▸ **Instructions for the task**
Extract every line that contains the string "document".

▸ **The data**
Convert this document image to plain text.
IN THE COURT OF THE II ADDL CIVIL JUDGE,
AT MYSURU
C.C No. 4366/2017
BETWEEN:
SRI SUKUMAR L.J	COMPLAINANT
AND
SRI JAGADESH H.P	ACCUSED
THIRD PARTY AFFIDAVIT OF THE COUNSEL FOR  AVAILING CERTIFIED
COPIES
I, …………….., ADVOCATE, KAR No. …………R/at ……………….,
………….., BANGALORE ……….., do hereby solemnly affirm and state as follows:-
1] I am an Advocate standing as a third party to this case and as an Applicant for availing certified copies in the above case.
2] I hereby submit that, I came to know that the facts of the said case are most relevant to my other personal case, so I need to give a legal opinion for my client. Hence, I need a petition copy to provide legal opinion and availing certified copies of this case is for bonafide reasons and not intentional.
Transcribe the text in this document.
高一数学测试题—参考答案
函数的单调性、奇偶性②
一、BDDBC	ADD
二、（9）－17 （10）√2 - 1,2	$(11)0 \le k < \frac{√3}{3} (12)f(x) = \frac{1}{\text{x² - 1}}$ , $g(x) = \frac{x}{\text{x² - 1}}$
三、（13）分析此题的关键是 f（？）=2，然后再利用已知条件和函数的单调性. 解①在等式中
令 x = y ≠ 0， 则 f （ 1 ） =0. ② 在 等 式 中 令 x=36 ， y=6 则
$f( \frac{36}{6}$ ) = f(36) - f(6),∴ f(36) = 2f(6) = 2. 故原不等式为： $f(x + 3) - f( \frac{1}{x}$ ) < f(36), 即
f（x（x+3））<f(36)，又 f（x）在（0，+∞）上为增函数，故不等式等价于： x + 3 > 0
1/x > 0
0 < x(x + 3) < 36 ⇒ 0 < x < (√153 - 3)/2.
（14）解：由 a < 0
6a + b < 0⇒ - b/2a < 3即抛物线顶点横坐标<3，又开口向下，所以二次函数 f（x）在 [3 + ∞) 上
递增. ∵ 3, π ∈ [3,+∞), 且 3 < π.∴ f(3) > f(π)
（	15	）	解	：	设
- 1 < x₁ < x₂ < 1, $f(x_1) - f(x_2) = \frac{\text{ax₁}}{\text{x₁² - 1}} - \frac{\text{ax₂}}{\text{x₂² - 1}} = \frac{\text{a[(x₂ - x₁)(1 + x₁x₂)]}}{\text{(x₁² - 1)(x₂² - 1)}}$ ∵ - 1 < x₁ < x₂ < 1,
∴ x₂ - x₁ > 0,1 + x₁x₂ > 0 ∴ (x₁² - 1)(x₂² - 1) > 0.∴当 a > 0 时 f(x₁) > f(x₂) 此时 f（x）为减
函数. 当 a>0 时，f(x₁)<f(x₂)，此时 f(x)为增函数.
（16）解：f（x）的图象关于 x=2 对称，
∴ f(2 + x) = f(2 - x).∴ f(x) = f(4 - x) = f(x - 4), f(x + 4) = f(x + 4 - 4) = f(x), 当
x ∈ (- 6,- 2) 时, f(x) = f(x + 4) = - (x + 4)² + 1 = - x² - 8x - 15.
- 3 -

▸ **Finished task**
Convert this document image to plain text.
Transcribe the text in this document.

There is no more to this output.